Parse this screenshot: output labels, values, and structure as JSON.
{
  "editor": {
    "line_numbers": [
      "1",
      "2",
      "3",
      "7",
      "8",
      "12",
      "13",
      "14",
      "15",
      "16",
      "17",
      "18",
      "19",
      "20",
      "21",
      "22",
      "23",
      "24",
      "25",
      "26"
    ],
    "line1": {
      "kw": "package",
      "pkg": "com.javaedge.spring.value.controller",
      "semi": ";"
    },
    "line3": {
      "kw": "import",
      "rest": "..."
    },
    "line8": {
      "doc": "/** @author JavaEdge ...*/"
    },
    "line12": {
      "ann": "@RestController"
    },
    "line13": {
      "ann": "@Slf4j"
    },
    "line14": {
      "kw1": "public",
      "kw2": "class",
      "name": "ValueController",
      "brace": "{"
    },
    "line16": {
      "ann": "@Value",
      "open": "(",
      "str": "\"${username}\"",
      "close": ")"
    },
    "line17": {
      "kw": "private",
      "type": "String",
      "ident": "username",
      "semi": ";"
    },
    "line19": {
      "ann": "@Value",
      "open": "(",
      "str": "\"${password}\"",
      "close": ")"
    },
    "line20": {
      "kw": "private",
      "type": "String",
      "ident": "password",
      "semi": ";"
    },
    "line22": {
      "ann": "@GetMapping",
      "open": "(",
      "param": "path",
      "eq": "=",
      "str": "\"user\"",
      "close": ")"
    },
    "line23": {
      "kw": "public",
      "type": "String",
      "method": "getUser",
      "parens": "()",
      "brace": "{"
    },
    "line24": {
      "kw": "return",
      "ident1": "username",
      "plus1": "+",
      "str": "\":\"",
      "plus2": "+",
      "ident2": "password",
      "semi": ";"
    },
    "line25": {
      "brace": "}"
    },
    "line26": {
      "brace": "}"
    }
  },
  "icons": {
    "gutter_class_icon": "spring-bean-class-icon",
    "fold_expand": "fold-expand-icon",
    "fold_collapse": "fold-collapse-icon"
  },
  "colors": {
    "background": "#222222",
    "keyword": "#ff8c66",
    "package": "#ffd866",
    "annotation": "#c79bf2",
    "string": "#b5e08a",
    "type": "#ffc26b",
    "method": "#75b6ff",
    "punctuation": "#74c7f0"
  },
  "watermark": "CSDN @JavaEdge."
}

● **DIRECTIONS FOR THIS TASK**
Every entry must be output again, exactly as written above.

● **OUTPUT FOR THIS TASK**
Parse this screenshot: output labels, values, and structure as JSON.
{
  "editor": {
    "line_numbers": [
      "1",
      "2",
      "3",
      "7",
      "8",
      "12",
      "13",
      "14",
      "15",
      "16",
      "17",
      "18",
      "19",
      "20",
      "21",
      "22",
      "23",
      "24",
      "25",
      "26"
    ],
    "line1": {
      "kw": "package",
      "pkg": "com.javaedge.spring.value.controller",
      "semi": ";"
    },
    "line3": {
      "kw": "import",
      "rest": "..."
    },
    "line8": {
      "doc": "/** @author JavaEdge ...*/"
    },
    "line12": {
      "ann": "@RestController"
    },
    "line13": {
      "ann": "@Slf4j"
    },
    "line14": {
      "kw1": "public",
      "kw2": "class",
      "name": "ValueController",
      "brace": "{"
    },
    "line16": {
      "ann": "@Value",
      "open": "(",
      "str": "\"${username}\"",
      "close": ")"
    },
    "line17": {
      "kw": "private",
      "type": "String",
      "ident": "username",
      "semi": ";"
    },
    "line19": {
      "ann": "@Value",
      "open": "(",
      "str": "\"${password}\"",
      "close": ")"
    },
    "line20": {
      "kw": "private",
      "type": "String",
      "ident": "password",
      "semi": ";"
    },
    "line22": {
      "ann": "@GetMapping",
      "open": "(",
      "param": "path",
      "eq": "=",
      "str": "\"user\"",
      "close": ")"
    },
    "line23": {
      "kw": "public",
      "type": "String",
      "method": "getUser",
      "parens": "()",
      "brace": "{"
    },
    "line24": {
      "kw": "return",
      "ident1": "username",
      "plus1": "+",
      "str": "\":\"",
      "plus2": "+",
      "ident2": "password",
      "semi": ";"
    },
    "line25": {
      "brace": "}"
    },
    "line26": {
      "brace": "}"
    }
  },
  "icons": {
    "gutter_class_icon": "spring-bean-class-icon",
    "fold_expand": "fold-expand-icon",
    "fold_collapse": "fold-collapse-icon"
  },
  "colors": {
    "background": "#222222",
    "keyword": "#ff8c66",
    "package": "#ffd866",
    "annotation": "#c79bf2",
    "string": "#b5e08a",
    "type": "#ffc26b",
    "method": "#75b6ff",
    "punctuation": "#74c7f0"
  },
  "watermark": "CSDN @JavaEdge."
}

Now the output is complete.